### Request
Identify all lines in the data containing the string "红色涂装". Copy them out.

[Dataset records]

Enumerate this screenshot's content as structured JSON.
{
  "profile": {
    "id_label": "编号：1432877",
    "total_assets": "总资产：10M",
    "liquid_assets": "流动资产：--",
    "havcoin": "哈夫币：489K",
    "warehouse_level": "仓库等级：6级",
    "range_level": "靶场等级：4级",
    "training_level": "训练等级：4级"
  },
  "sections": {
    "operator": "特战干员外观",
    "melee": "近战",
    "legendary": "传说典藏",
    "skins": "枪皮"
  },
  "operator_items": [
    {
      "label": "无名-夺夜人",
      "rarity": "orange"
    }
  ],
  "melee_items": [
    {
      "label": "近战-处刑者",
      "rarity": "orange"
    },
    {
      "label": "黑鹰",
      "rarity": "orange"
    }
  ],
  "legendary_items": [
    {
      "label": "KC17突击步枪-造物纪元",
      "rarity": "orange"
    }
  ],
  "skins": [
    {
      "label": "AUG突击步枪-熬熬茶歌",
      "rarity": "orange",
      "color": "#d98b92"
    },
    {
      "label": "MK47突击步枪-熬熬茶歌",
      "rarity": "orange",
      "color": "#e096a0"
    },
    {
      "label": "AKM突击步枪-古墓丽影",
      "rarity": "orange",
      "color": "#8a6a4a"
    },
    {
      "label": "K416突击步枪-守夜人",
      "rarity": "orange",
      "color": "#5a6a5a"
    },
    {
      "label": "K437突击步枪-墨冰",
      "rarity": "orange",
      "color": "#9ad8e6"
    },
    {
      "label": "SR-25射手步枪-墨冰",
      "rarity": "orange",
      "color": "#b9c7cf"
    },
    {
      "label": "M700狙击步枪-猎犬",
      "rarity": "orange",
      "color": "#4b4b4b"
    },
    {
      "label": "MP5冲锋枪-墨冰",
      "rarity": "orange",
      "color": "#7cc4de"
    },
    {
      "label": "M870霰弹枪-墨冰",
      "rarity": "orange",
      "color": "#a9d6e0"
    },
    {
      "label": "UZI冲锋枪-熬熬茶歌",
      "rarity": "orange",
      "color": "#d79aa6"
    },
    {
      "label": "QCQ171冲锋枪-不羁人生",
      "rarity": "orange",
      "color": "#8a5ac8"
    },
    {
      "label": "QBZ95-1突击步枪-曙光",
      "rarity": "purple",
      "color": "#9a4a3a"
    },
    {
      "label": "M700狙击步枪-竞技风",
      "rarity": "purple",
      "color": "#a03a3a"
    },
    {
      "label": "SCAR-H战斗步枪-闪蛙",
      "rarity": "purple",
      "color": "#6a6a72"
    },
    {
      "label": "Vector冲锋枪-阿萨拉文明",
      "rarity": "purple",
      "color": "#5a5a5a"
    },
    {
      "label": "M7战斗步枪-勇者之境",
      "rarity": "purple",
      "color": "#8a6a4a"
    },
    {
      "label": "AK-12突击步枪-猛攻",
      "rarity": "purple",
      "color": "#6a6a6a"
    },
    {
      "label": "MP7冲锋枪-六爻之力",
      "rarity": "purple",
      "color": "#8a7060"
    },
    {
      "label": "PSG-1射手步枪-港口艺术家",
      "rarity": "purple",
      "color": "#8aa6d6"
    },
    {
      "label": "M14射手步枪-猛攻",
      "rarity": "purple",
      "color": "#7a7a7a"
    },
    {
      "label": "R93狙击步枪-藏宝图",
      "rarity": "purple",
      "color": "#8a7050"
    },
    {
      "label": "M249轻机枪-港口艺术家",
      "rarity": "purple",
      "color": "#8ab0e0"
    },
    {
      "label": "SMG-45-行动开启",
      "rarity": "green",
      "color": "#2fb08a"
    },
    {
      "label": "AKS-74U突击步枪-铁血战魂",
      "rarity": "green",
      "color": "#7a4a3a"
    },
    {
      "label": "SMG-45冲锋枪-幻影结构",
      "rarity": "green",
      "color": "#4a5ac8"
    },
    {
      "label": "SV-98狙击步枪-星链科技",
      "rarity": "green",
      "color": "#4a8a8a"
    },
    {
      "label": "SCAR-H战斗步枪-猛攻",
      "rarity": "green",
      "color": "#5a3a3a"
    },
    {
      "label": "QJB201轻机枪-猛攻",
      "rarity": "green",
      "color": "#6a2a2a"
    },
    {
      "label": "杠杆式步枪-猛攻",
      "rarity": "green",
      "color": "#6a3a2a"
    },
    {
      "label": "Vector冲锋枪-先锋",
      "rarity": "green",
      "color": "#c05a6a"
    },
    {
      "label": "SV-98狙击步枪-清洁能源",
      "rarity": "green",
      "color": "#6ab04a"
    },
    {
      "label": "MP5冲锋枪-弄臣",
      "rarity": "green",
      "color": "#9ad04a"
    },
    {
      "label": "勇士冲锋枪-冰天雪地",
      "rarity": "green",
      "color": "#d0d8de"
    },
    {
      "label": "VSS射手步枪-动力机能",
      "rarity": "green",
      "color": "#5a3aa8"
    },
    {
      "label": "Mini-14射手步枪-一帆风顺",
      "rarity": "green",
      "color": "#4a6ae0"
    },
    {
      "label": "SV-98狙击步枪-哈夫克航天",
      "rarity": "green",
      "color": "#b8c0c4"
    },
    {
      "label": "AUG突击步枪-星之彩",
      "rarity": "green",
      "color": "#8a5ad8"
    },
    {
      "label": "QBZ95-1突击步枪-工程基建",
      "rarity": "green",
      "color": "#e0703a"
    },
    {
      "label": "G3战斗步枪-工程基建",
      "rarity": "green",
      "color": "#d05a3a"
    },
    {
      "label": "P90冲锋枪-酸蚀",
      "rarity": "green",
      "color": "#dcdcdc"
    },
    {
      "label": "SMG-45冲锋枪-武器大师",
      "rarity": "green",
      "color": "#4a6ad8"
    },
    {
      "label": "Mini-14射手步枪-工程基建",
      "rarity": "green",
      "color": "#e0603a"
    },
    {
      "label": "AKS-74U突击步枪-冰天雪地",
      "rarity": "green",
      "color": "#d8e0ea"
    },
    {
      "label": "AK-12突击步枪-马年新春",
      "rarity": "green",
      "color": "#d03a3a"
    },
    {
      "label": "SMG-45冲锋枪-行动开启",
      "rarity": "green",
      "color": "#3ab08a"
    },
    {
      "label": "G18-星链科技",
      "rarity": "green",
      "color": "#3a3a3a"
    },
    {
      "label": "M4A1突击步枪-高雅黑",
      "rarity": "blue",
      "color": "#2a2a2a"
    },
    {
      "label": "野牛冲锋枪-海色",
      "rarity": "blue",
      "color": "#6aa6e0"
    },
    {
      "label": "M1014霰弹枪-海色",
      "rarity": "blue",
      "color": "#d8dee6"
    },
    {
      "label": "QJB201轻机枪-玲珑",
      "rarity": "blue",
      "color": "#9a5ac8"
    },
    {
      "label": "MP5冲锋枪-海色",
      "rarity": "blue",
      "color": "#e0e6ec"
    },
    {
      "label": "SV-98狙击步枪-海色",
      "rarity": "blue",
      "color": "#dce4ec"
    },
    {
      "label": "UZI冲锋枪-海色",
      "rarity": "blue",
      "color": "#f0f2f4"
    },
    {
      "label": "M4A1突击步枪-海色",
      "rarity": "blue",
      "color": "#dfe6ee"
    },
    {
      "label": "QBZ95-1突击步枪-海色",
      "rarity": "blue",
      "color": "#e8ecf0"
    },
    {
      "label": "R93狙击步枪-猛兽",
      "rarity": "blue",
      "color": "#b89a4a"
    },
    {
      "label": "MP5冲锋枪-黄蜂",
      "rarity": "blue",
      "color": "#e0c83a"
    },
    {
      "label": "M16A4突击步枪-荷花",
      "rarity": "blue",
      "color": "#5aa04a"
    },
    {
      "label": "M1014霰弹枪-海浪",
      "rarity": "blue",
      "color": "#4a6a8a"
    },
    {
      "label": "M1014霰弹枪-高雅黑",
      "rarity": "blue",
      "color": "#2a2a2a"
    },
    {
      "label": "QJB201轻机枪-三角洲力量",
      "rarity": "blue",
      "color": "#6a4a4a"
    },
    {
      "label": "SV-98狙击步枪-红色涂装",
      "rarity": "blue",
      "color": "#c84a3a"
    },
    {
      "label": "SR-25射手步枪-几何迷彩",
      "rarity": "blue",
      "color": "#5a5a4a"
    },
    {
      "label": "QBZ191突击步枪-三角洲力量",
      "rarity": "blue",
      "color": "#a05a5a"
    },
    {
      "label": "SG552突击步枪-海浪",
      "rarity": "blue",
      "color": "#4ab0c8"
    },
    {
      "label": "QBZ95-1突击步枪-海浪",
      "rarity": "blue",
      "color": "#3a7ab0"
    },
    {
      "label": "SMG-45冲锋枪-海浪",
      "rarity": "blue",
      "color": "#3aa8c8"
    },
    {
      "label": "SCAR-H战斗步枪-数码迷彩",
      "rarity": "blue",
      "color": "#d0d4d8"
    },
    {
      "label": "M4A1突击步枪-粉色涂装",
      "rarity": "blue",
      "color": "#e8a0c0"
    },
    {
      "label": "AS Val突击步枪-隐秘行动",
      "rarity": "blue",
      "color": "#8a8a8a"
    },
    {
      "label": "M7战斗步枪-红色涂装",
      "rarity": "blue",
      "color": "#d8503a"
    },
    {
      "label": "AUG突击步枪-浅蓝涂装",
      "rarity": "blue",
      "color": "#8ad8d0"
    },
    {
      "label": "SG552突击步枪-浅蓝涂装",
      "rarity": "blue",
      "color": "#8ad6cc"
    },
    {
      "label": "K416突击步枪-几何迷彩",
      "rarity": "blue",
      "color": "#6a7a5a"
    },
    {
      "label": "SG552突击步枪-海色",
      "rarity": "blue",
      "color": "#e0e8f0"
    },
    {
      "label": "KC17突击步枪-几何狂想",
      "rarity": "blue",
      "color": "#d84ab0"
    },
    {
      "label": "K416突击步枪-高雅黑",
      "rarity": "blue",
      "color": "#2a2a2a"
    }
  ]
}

### Correct answer
      "label": "SV-98狙击步枪-红色涂装",
      "label": "M7战斗步枪-红色涂装",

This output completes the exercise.